Records shown ::

☆ ☆ ☆ ☆

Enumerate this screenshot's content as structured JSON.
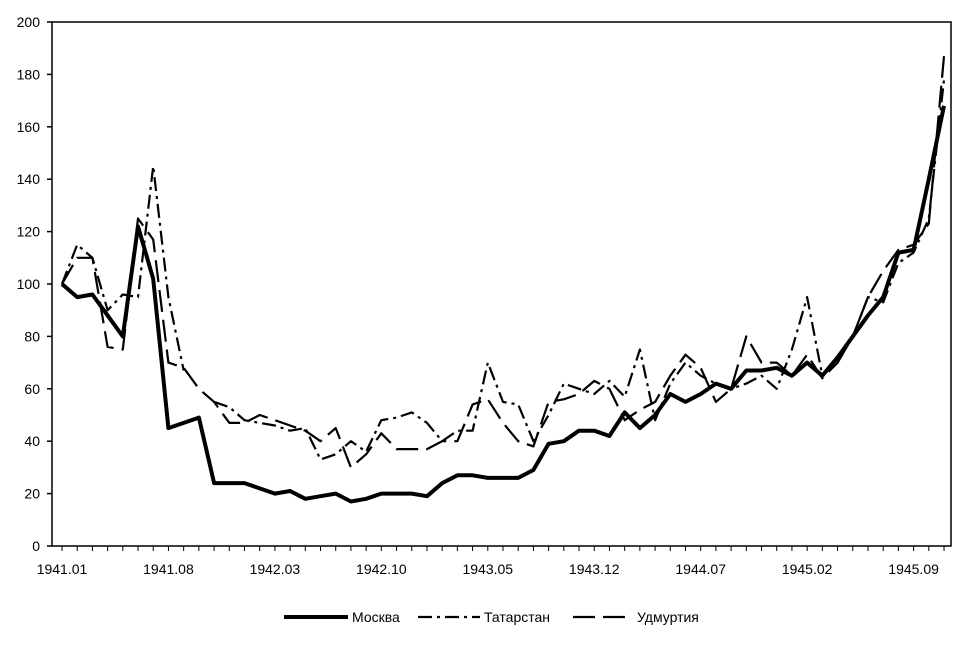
{
  "chart_data": {
    "type": "line",
    "title": "",
    "xlabel": "",
    "ylabel": "",
    "ylim": [
      0,
      200
    ],
    "yticks": [
      0,
      20,
      40,
      60,
      80,
      100,
      120,
      140,
      160,
      180,
      200
    ],
    "grid": false,
    "legend_position": "bottom",
    "x": [
      "1941.01",
      "1941.02",
      "1941.03",
      "1941.04",
      "1941.05",
      "1941.06",
      "1941.07",
      "1941.08",
      "1941.09",
      "1941.10",
      "1941.11",
      "1941.12",
      "1942.01",
      "1942.02",
      "1942.03",
      "1942.04",
      "1942.05",
      "1942.06",
      "1942.07",
      "1942.08",
      "1942.09",
      "1942.10",
      "1942.11",
      "1942.12",
      "1943.01",
      "1943.02",
      "1943.03",
      "1943.04",
      "1943.05",
      "1943.06",
      "1943.07",
      "1943.08",
      "1943.09",
      "1943.10",
      "1943.11",
      "1943.12",
      "1944.01",
      "1944.02",
      "1944.03",
      "1944.04",
      "1944.05",
      "1944.06",
      "1944.07",
      "1944.08",
      "1944.09",
      "1944.10",
      "1944.11",
      "1944.12",
      "1945.01",
      "1945.02",
      "1945.03",
      "1945.04",
      "1945.05",
      "1945.06",
      "1945.07",
      "1945.08",
      "1945.09",
      "1945.10",
      "1945.11"
    ],
    "x_tick_labels": [
      "1941.01",
      "1941.08",
      "1942.03",
      "1942.10",
      "1943.05",
      "1943.12",
      "1944.07",
      "1945.02",
      "1945.09"
    ],
    "series": [
      {
        "name": "Москва",
        "style": "solid-thick",
        "color": "#000000",
        "values": [
          100,
          95,
          96,
          88,
          80,
          122,
          102,
          45,
          47,
          49,
          24,
          24,
          24,
          22,
          20,
          21,
          18,
          19,
          20,
          17,
          18,
          20,
          20,
          20,
          19,
          24,
          27,
          27,
          26,
          26,
          26,
          29,
          39,
          40,
          44,
          44,
          42,
          51,
          45,
          50,
          58,
          55,
          58,
          62,
          60,
          67,
          67,
          68,
          65,
          70,
          65,
          72,
          80,
          88,
          95,
          112,
          113,
          140,
          168
        ],
        "ranges": [
          [
            0,
            58
          ]
        ]
      },
      {
        "name": "Татарстан",
        "style": "dashed-short",
        "color": "#000000",
        "values": [
          100,
          115,
          110,
          90,
          96,
          95,
          145,
          95,
          67,
          67,
          55,
          53,
          48,
          47,
          46,
          44,
          45,
          33,
          35,
          40,
          36,
          48,
          49,
          51,
          47,
          40,
          44,
          44,
          70,
          55,
          54,
          40,
          50,
          62,
          60,
          58,
          63,
          57,
          75,
          48,
          62,
          70,
          65,
          62,
          60,
          62,
          65,
          60,
          75,
          95,
          65,
          70,
          80,
          95,
          93,
          108,
          112,
          125,
          178
        ],
        "ranges": [
          [
            0,
            8
          ],
          [
            10,
            58
          ]
        ]
      },
      {
        "name": "Удмуртия",
        "style": "dashed-long",
        "color": "#000000",
        "values": [
          100,
          110,
          110,
          76,
          75,
          125,
          117,
          70,
          68,
          60,
          55,
          47,
          47,
          50,
          48,
          46,
          44,
          40,
          45,
          30,
          35,
          43,
          37,
          37,
          37,
          40,
          40,
          54,
          56,
          47,
          40,
          38,
          55,
          56,
          58,
          63,
          60,
          48,
          52,
          55,
          65,
          73,
          68,
          55,
          60,
          80,
          70,
          70,
          65,
          73,
          64,
          70,
          80,
          95,
          105,
          113,
          115,
          123,
          187
        ],
        "ranges": [
          [
            0,
            58
          ]
        ]
      }
    ]
  }
}
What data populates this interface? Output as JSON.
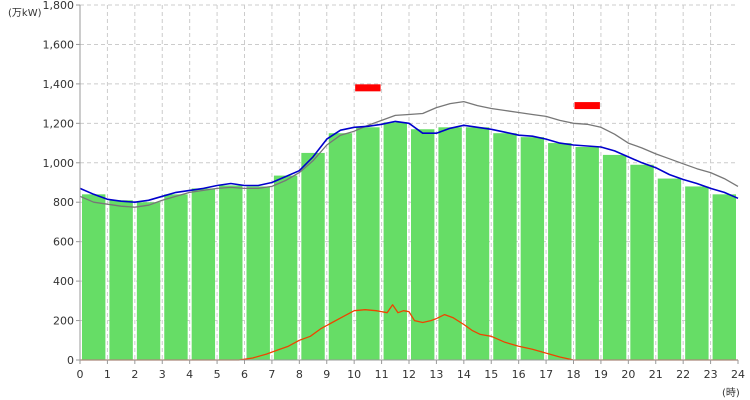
{
  "chart_data": {
    "type": "bar",
    "unit_label": "(万kW)",
    "x_unit_label": "(時)",
    "xlim": [
      0,
      24
    ],
    "ylim": [
      0,
      1800
    ],
    "y_ticks": [
      "0",
      "200",
      "400",
      "600",
      "800",
      "1,000",
      "1,200",
      "1,400",
      "1,600",
      "1,800"
    ],
    "y_tick_values": [
      0,
      200,
      400,
      600,
      800,
      1000,
      1200,
      1400,
      1600,
      1800
    ],
    "x_ticks": [
      "0",
      "1",
      "2",
      "3",
      "4",
      "5",
      "6",
      "7",
      "8",
      "9",
      "10",
      "11",
      "12",
      "13",
      "14",
      "15",
      "16",
      "17",
      "18",
      "19",
      "20",
      "21",
      "22",
      "23",
      "24"
    ],
    "grid": true,
    "colors": {
      "bars": "#66dd66",
      "blue_line": "#0000cc",
      "gray_line": "#777777",
      "orange_line": "#ee4400",
      "markers": "#ff0000",
      "grid": "#cccccc"
    },
    "bars": {
      "hours": [
        0,
        1,
        2,
        3,
        4,
        5,
        6,
        7,
        8,
        9,
        10,
        11,
        12,
        13,
        14,
        15,
        16,
        17,
        18,
        19,
        20,
        21,
        22,
        23
      ],
      "values": [
        840,
        810,
        800,
        840,
        870,
        885,
        880,
        935,
        1050,
        1150,
        1180,
        1205,
        1170,
        1180,
        1180,
        1150,
        1130,
        1100,
        1080,
        1040,
        990,
        920,
        880,
        840
      ]
    },
    "series": [
      {
        "color": "blue_line",
        "x": [
          0,
          0.5,
          1,
          1.5,
          2,
          2.5,
          3,
          3.5,
          4,
          4.5,
          5,
          5.5,
          6,
          6.5,
          7,
          7.5,
          8,
          8.5,
          9,
          9.5,
          10,
          10.5,
          11,
          11.5,
          12,
          12.5,
          13,
          13.5,
          14,
          14.5,
          15,
          15.5,
          16,
          16.5,
          17,
          17.5,
          18,
          18.5,
          19,
          19.5,
          20,
          20.5,
          21,
          21.5,
          22,
          22.5,
          23,
          23.5,
          24
        ],
        "y": [
          870,
          840,
          815,
          805,
          800,
          810,
          830,
          850,
          860,
          870,
          885,
          895,
          885,
          885,
          900,
          930,
          960,
          1030,
          1120,
          1165,
          1180,
          1185,
          1195,
          1210,
          1200,
          1150,
          1150,
          1175,
          1190,
          1180,
          1170,
          1155,
          1140,
          1135,
          1120,
          1100,
          1090,
          1085,
          1080,
          1060,
          1030,
          1000,
          975,
          940,
          915,
          895,
          870,
          850,
          820
        ]
      },
      {
        "color": "gray_line",
        "x": [
          0,
          0.5,
          1,
          1.5,
          2,
          2.5,
          3,
          3.5,
          4,
          4.5,
          5,
          5.5,
          6,
          6.5,
          7,
          7.5,
          8,
          8.5,
          9,
          9.5,
          10,
          10.5,
          11,
          11.5,
          12,
          12.5,
          13,
          13.5,
          14,
          14.5,
          15,
          15.5,
          16,
          16.5,
          17,
          17.5,
          18,
          18.5,
          19,
          19.5,
          20,
          20.5,
          21,
          21.5,
          22,
          22.5,
          23,
          23.5,
          24
        ],
        "y": [
          830,
          800,
          790,
          780,
          775,
          785,
          810,
          830,
          850,
          860,
          870,
          875,
          870,
          870,
          880,
          910,
          950,
          1010,
          1090,
          1140,
          1160,
          1190,
          1215,
          1240,
          1245,
          1250,
          1280,
          1300,
          1310,
          1290,
          1275,
          1265,
          1255,
          1245,
          1235,
          1215,
          1200,
          1195,
          1180,
          1145,
          1100,
          1075,
          1045,
          1020,
          995,
          970,
          950,
          920,
          880
        ]
      },
      {
        "color": "orange_line",
        "x": [
          0,
          1,
          2,
          3,
          4,
          5,
          5.8,
          6.3,
          6.8,
          7.2,
          7.6,
          8,
          8.4,
          8.8,
          9.2,
          9.6,
          10,
          10.4,
          10.8,
          11.2,
          11.4,
          11.6,
          11.8,
          12,
          12.2,
          12.5,
          12.8,
          13,
          13.3,
          13.6,
          14,
          14.3,
          14.6,
          15,
          15.5,
          16,
          16.5,
          17,
          17.5,
          18,
          19,
          20,
          21,
          22,
          23,
          24
        ],
        "y": [
          0,
          0,
          0,
          0,
          0,
          0,
          0,
          10,
          30,
          50,
          70,
          100,
          120,
          160,
          190,
          220,
          250,
          255,
          250,
          240,
          280,
          240,
          250,
          245,
          200,
          190,
          200,
          210,
          230,
          215,
          180,
          150,
          130,
          120,
          90,
          70,
          55,
          35,
          15,
          0,
          0,
          0,
          0,
          0,
          0,
          0
        ]
      }
    ],
    "reference_markers": [
      {
        "x_start": 10,
        "x_end": 11,
        "y": 1380
      },
      {
        "x_start": 18,
        "x_end": 19,
        "y": 1290
      }
    ]
  }
}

☆ ☆ ☆ ☆

Short problem ::
Scan the material above. Return every line containing the string "this".

Solution to the problem ::
Enumerate this screenshot's content as structured JSON.
What data populates this interface? Output as JSON.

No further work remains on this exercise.